INSTRUCTION:
Transcribe the records in full, keeping every character as it is.

RECORD LIST:

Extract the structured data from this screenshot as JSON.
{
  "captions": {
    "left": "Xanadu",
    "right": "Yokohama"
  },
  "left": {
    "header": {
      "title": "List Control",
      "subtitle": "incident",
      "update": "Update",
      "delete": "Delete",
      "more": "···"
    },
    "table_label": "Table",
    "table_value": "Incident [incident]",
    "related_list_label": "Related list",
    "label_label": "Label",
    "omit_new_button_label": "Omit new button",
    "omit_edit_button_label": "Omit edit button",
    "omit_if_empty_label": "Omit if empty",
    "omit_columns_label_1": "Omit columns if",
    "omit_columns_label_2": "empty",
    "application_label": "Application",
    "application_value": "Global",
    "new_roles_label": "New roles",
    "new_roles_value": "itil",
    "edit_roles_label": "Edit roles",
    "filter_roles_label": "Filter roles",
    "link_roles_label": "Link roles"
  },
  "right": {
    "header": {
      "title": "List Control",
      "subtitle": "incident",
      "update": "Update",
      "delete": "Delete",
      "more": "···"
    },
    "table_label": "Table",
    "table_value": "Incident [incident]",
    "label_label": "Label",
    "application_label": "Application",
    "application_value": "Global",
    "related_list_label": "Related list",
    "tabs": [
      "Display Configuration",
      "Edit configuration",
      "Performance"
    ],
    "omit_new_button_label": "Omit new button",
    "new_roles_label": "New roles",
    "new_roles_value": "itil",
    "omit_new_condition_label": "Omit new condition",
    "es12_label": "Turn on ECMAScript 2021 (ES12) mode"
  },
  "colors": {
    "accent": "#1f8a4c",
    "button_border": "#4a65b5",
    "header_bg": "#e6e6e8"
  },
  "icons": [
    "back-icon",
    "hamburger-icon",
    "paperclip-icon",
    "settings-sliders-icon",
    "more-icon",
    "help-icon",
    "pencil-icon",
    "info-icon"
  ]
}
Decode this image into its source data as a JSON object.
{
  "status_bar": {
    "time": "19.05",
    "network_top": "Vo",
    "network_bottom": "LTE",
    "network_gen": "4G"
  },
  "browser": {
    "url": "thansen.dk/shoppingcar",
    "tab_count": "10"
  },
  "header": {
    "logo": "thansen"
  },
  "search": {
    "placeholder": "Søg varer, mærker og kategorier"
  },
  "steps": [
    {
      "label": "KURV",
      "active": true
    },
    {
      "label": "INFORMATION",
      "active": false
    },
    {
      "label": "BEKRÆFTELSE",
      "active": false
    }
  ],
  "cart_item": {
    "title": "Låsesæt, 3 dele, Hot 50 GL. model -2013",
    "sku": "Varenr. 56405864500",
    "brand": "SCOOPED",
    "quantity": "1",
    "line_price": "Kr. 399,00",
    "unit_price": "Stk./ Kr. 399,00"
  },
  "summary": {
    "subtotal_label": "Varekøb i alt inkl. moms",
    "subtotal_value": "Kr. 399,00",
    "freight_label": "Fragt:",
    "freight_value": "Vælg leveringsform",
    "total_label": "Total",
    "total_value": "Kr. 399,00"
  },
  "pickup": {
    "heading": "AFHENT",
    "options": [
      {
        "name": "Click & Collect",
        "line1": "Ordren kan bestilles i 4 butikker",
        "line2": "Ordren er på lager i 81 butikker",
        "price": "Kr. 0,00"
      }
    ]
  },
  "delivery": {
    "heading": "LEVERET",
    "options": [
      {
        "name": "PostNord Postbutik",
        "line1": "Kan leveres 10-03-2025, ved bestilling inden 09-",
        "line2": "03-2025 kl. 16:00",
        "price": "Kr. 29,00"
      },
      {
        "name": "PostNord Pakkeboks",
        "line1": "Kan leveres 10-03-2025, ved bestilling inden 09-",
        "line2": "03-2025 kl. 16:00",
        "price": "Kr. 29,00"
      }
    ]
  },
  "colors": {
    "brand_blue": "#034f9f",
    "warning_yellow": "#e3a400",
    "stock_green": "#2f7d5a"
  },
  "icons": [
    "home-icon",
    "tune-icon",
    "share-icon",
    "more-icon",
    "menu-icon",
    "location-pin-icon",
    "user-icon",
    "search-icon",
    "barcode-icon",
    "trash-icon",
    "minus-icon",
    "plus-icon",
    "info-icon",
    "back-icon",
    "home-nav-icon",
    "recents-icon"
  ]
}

RIGHT ANSWER:
Extract the structured data from this screenshot as JSON.
{
  "captions": {
    "left": "Xanadu",
    "right": "Yokohama"
  },
  "left": {
    "header": {
      "title": "List Control",
      "subtitle": "incident",
      "update": "Update",
      "delete": "Delete",
      "more": "···"
    },
    "table_label": "Table",
    "table_value": "Incident [incident]",
    "related_list_label": "Related list",
    "label_label": "Label",
    "omit_new_button_label": "Omit new button",
    "omit_edit_button_label": "Omit edit button",
    "omit_if_empty_label": "Omit if empty",
    "omit_columns_label_1": "Omit columns if",
    "omit_columns_label_2": "empty",
    "application_label": "Application",
    "application_value": "Global",
    "new_roles_label": "New roles",
    "new_roles_value": "itil",
    "edit_roles_label": "Edit roles",
    "filter_roles_label": "Filter roles",
    "link_roles_label": "Link roles"
  },
  "right": {
    "header": {
      "title": "List Control",
      "subtitle": "incident",
      "update": "Update",
      "delete": "Delete",
      "more": "···"
    },
    "table_label": "Table",
    "table_value": "Incident [incident]",
    "label_label": "Label",
    "application_label": "Application",
    "application_value": "Global",
    "related_list_label": "Related list",
    "tabs": [
      "Display Configuration",
      "Edit configuration",
      "Performance"
    ],
    "omit_new_button_label": "Omit new button",
    "new_roles_label": "New roles",
    "new_roles_value": "itil",
    "omit_new_condition_label": "Omit new condition",
    "es12_label": "Turn on ECMAScript 2021 (ES12) mode"
  },
  "colors": {
    "accent": "#1f8a4c",
    "button_border": "#4a65b5",
    "header_bg": "#e6e6e8"
  },
  "icons": [
    "back-icon",
    "hamburger-icon",
    "paperclip-icon",
    "settings-sliders-icon",
    "more-icon",
    "help-icon",
    "pencil-icon",
    "info-icon"
  ]
}
Decode this image into its source data as a JSON object.
{
  "status_bar": {
    "time": "19.05",
    "network_top": "Vo",
    "network_bottom": "LTE",
    "network_gen": "4G"
  },
  "browser": {
    "url": "thansen.dk/shoppingcar",
    "tab_count": "10"
  },
  "header": {
    "logo": "thansen"
  },
  "search": {
    "placeholder": "Søg varer, mærker og kategorier"
  },
  "steps": [
    {
      "label": "KURV",
      "active": true
    },
    {
      "label": "INFORMATION",
      "active": false
    },
    {
      "label": "BEKRÆFTELSE",
      "active": false
    }
  ],
  "cart_item": {
    "title": "Låsesæt, 3 dele, Hot 50 GL. model -2013",
    "sku": "Varenr. 56405864500",
    "brand": "SCOOPED",
    "quantity": "1",
    "line_price": "Kr. 399,00",
    "unit_price": "Stk./ Kr. 399,00"
  },
  "summary": {
    "subtotal_label": "Varekøb i alt inkl. moms",
    "subtotal_value": "Kr. 399,00",
    "freight_label": "Fragt:",
    "freight_value": "Vælg leveringsform",
    "total_label": "Total",
    "total_value": "Kr. 399,00"
  },
  "pickup": {
    "heading": "AFHENT",
    "options": [
      {
        "name": "Click & Collect",
        "line1": "Ordren kan bestilles i 4 butikker",
        "line2": "Ordren er på lager i 81 butikker",
        "price": "Kr. 0,00"
      }
    ]
  },
  "delivery": {
    "heading": "LEVERET",
    "options": [
      {
        "name": "PostNord Postbutik",
        "line1": "Kan leveres 10-03-2025, ved bestilling inden 09-",
        "line2": "03-2025 kl. 16:00",
        "price": "Kr. 29,00"
      },
      {
        "name": "PostNord Pakkeboks",
        "line1": "Kan leveres 10-03-2025, ved bestilling inden 09-",
        "line2": "03-2025 kl. 16:00",
        "price": "Kr. 29,00"
      }
    ]
  },
  "colors": {
    "brand_blue": "#034f9f",
    "warning_yellow": "#e3a400",
    "stock_green": "#2f7d5a"
  },
  "icons": [
    "home-icon",
    "tune-icon",
    "share-icon",
    "more-icon",
    "menu-icon",
    "location-pin-icon",
    "user-icon",
    "search-icon",
    "barcode-icon",
    "trash-icon",
    "minus-icon",
    "plus-icon",
    "info-icon",
    "back-icon",
    "home-nav-icon",
    "recents-icon"
  ]
}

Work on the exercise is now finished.